▸ **Exercise directions**
All of the records below must be output exactly, with no pictures carried over.

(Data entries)

+ + + +

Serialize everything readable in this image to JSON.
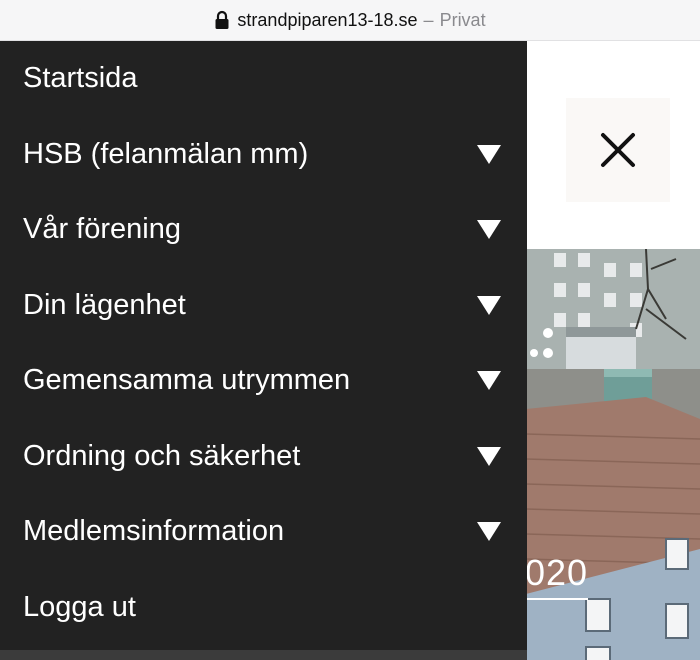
{
  "browser": {
    "domain": "strandpiparen13-18.se",
    "separator": "–",
    "mode": "Privat",
    "icon": "lock-icon"
  },
  "close_button": {
    "icon": "close-icon"
  },
  "hero": {
    "year_text": "020"
  },
  "menu": {
    "items": [
      {
        "label": "Startsida",
        "has_submenu": false
      },
      {
        "label": "HSB (felanmälan mm)",
        "has_submenu": true
      },
      {
        "label": "Vår förening",
        "has_submenu": true
      },
      {
        "label": "Din lägenhet",
        "has_submenu": true
      },
      {
        "label": "Gemensamma utrymmen",
        "has_submenu": true
      },
      {
        "label": "Ordning och säkerhet",
        "has_submenu": true
      },
      {
        "label": "Medlemsinformation",
        "has_submenu": true
      },
      {
        "label": "Logga ut",
        "has_submenu": false
      }
    ]
  },
  "colors": {
    "drawer_bg": "#222222",
    "menu_text": "#ffffff",
    "url_bar_bg": "#f6f6f7"
  }
}
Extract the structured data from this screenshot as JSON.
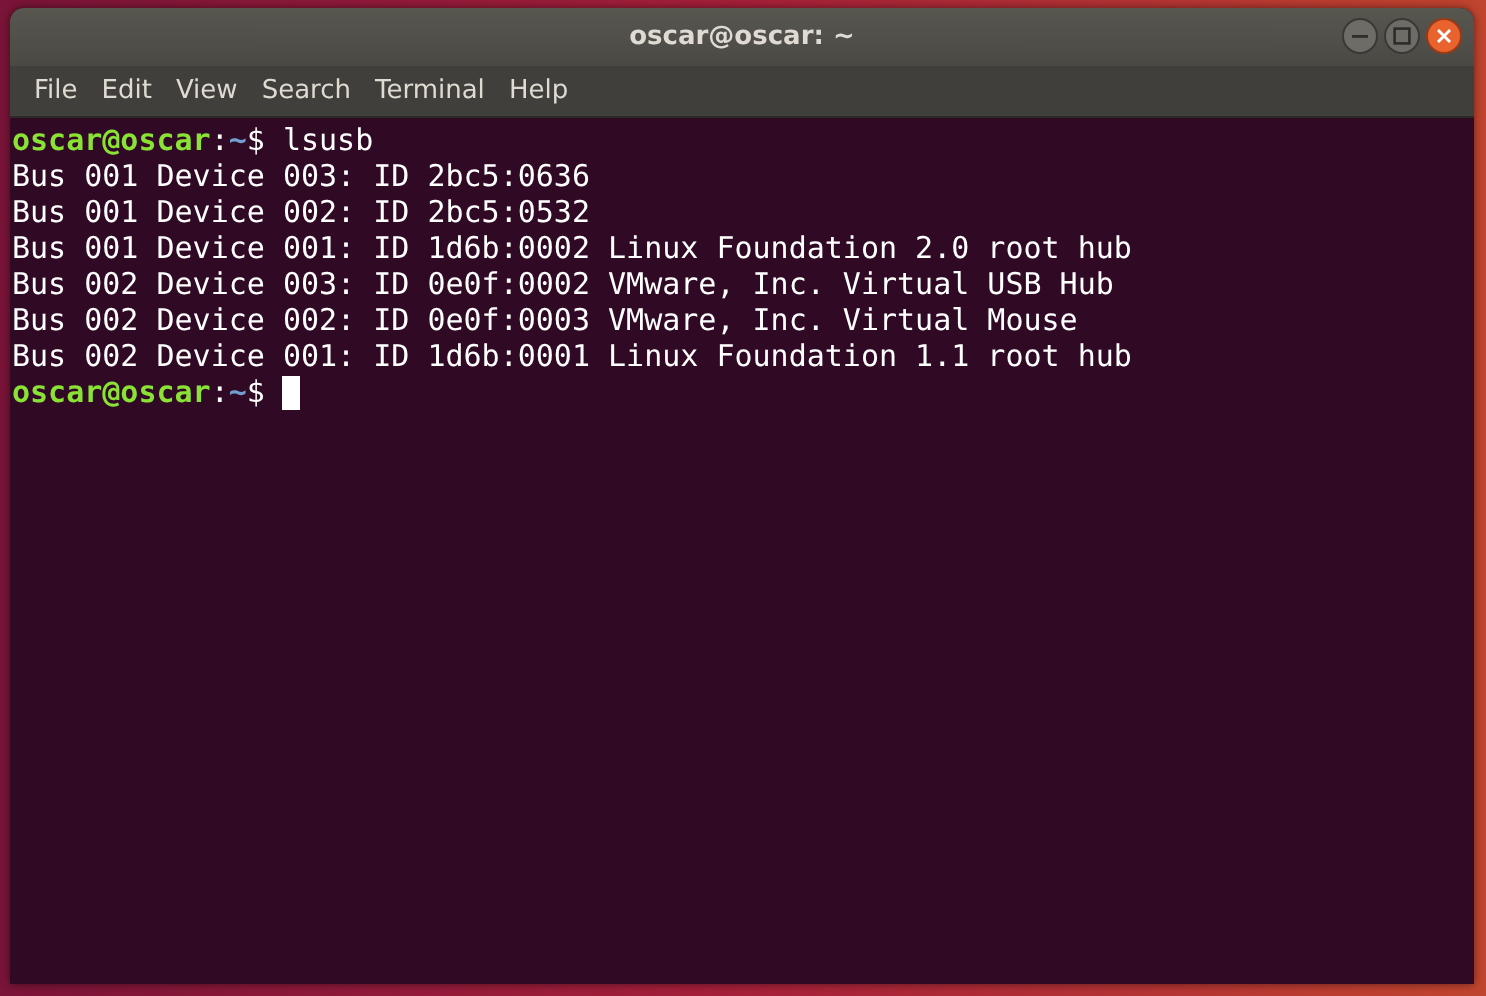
{
  "window": {
    "title": "oscar@oscar: ~"
  },
  "menu": [
    "File",
    "Edit",
    "View",
    "Search",
    "Terminal",
    "Help"
  ],
  "terminal": {
    "lines": [
      {
        "kind": "prompt",
        "user_host": "oscar@oscar",
        "separator": ":",
        "path": "~",
        "symbol": "$",
        "command": "lsusb",
        "cursor": false
      },
      {
        "kind": "output",
        "text": "Bus 001 Device 003: ID 2bc5:0636"
      },
      {
        "kind": "output",
        "text": "Bus 001 Device 002: ID 2bc5:0532"
      },
      {
        "kind": "output",
        "text": "Bus 001 Device 001: ID 1d6b:0002 Linux Foundation 2.0 root hub"
      },
      {
        "kind": "output",
        "text": "Bus 002 Device 003: ID 0e0f:0002 VMware, Inc. Virtual USB Hub"
      },
      {
        "kind": "output",
        "text": "Bus 002 Device 002: ID 0e0f:0003 VMware, Inc. Virtual Mouse"
      },
      {
        "kind": "output",
        "text": "Bus 002 Device 001: ID 1d6b:0001 Linux Foundation 1.1 root hub"
      },
      {
        "kind": "prompt",
        "user_host": "oscar@oscar",
        "separator": ":",
        "path": "~",
        "symbol": "$",
        "cursor": true
      }
    ]
  }
}
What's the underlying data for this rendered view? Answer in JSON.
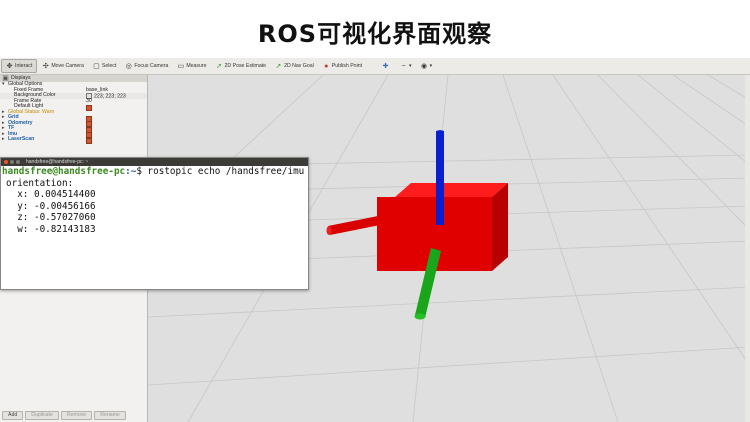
{
  "slide_title": "ROS可视化界面观察",
  "toolbar": {
    "items": [
      {
        "label": "Interact",
        "icon": "interact-icon"
      },
      {
        "label": "Move Camera",
        "icon": "move-camera-icon"
      },
      {
        "label": "Select",
        "icon": "select-icon"
      },
      {
        "label": "Focus Camera",
        "icon": "focus-camera-icon"
      },
      {
        "label": "Measure",
        "icon": "measure-icon"
      },
      {
        "label": "2D Pose Estimate",
        "icon": "pose-estimate-icon"
      },
      {
        "label": "2D Nav Goal",
        "icon": "nav-goal-icon"
      },
      {
        "label": "Publish Point",
        "icon": "publish-point-icon"
      }
    ],
    "extra_icons": [
      "plus-icon",
      "minus-icon",
      "eye-icon"
    ]
  },
  "displays": {
    "header": "Displays",
    "global_options": "Global Options",
    "fixed_frame_label": "Fixed Frame",
    "fixed_frame_value": "base_link",
    "background_color_label": "Background Color",
    "background_color_value": "223; 223; 223",
    "frame_rate_label": "Frame Rate",
    "frame_rate_value": "30",
    "default_light_label": "Default Light",
    "global_status": "Global Status: Warn",
    "items": [
      "Grid",
      "Odometry",
      "TF",
      "Imu",
      "LaserScan"
    ]
  },
  "buttons": {
    "add": "Add",
    "duplicate": "Duplicate",
    "remove": "Remove",
    "rename": "Rename"
  },
  "terminal": {
    "title": "handsfree@handsfree-pc: ~",
    "prompt_user": "handsfree@handsfree-pc",
    "prompt_path": ":~",
    "command": "$ rostopic echo /handsfree/imu",
    "lines": [
      "orientation:",
      "  x: 0.004514400",
      "  y: -0.00456166",
      "  z: -0.57027060",
      "  w: -0.82143183"
    ]
  },
  "colors": {
    "background": "#dfdfdf",
    "box": "#e00000",
    "axis_x": "#e00000",
    "axis_y": "#1aa61a",
    "axis_z": "#0a1fd0"
  }
}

+ + + +

▸ **Reply**
Serialize everything readable in this image to JSON.
{
  "browser": {
    "domain": "strandpiparen13-18.se",
    "separator": "–",
    "mode": "Privat",
    "icon": "lock-icon"
  },
  "close_button": {
    "icon": "close-icon"
  },
  "hero": {
    "year_text": "020"
  },
  "menu": {
    "items": [
      {
        "label": "Startsida",
        "has_submenu": false
      },
      {
        "label": "HSB (felanmälan mm)",
        "has_submenu": true
      },
      {
        "label": "Vår förening",
        "has_submenu": true
      },
      {
        "label": "Din lägenhet",
        "has_submenu": true
      },
      {
        "label": "Gemensamma utrymmen",
        "has_submenu": true
      },
      {
        "label": "Ordning och säkerhet",
        "has_submenu": true
      },
      {
        "label": "Medlemsinformation",
        "has_submenu": true
      },
      {
        "label": "Logga ut",
        "has_submenu": false
      }
    ]
  },
  "colors": {
    "drawer_bg": "#222222",
    "menu_text": "#ffffff",
    "url_bar_bg": "#f6f6f7"
  }
}
Extract the structured data from this screenshot as JSON.
{
  "window": {
    "title": "oscar@oscar: ~"
  },
  "menu": [
    "File",
    "Edit",
    "View",
    "Search",
    "Terminal",
    "Help"
  ],
  "terminal": {
    "lines": [
      {
        "kind": "prompt",
        "user_host": "oscar@oscar",
        "separator": ":",
        "path": "~",
        "symbol": "$",
        "command": "lsusb",
        "cursor": false
      },
      {
        "kind": "output",
        "text": "Bus 001 Device 003: ID 2bc5:0636"
      },
      {
        "kind": "output",
        "text": "Bus 001 Device 002: ID 2bc5:0532"
      },
      {
        "kind": "output",
        "text": "Bus 001 Device 001: ID 1d6b:0002 Linux Foundation 2.0 root hub"
      },
      {
        "kind": "output",
        "text": "Bus 002 Device 003: ID 0e0f:0002 VMware, Inc. Virtual USB Hub"
      },
      {
        "kind": "output",
        "text": "Bus 002 Device 002: ID 0e0f:0003 VMware, Inc. Virtual Mouse"
      },
      {
        "kind": "output",
        "text": "Bus 002 Device 001: ID 1d6b:0001 Linux Foundation 1.1 root hub"
      },
      {
        "kind": "prompt",
        "user_host": "oscar@oscar",
        "separator": ":",
        "path": "~",
        "symbol": "$",
        "cursor": true
      }
    ]
  }
}
What's the underlying data for this rendered view? Answer in JSON.
{
  "slide_title": "ROS可视化界面观察",
  "toolbar": {
    "items": [
      {
        "label": "Interact",
        "icon": "interact-icon"
      },
      {
        "label": "Move Camera",
        "icon": "move-camera-icon"
      },
      {
        "label": "Select",
        "icon": "select-icon"
      },
      {
        "label": "Focus Camera",
        "icon": "focus-camera-icon"
      },
      {
        "label": "Measure",
        "icon": "measure-icon"
      },
      {
        "label": "2D Pose Estimate",
        "icon": "pose-estimate-icon"
      },
      {
        "label": "2D Nav Goal",
        "icon": "nav-goal-icon"
      },
      {
        "label": "Publish Point",
        "icon": "publish-point-icon"
      }
    ],
    "extra_icons": [
      "plus-icon",
      "minus-icon",
      "eye-icon"
    ]
  },
  "displays": {
    "header": "Displays",
    "global_options": "Global Options",
    "fixed_frame_label": "Fixed Frame",
    "fixed_frame_value": "base_link",
    "background_color_label": "Background Color",
    "background_color_value": "223; 223; 223",
    "frame_rate_label": "Frame Rate",
    "frame_rate_value": "30",
    "default_light_label": "Default Light",
    "global_status": "Global Status: Warn",
    "items": [
      "Grid",
      "Odometry",
      "TF",
      "Imu",
      "LaserScan"
    ]
  },
  "buttons": {
    "add": "Add",
    "duplicate": "Duplicate",
    "remove": "Remove",
    "rename": "Rename"
  },
  "terminal": {
    "title": "handsfree@handsfree-pc: ~",
    "prompt_user": "handsfree@handsfree-pc",
    "prompt_path": ":~",
    "command": "$ rostopic echo /handsfree/imu",
    "lines": [
      "orientation:",
      "  x: 0.004514400",
      "  y: -0.00456166",
      "  z: -0.57027060",
      "  w: -0.82143183"
    ]
  },
  "colors": {
    "background": "#dfdfdf",
    "box": "#e00000",
    "axis_x": "#e00000",
    "axis_y": "#1aa61a",
    "axis_z": "#0a1fd0"
  }
}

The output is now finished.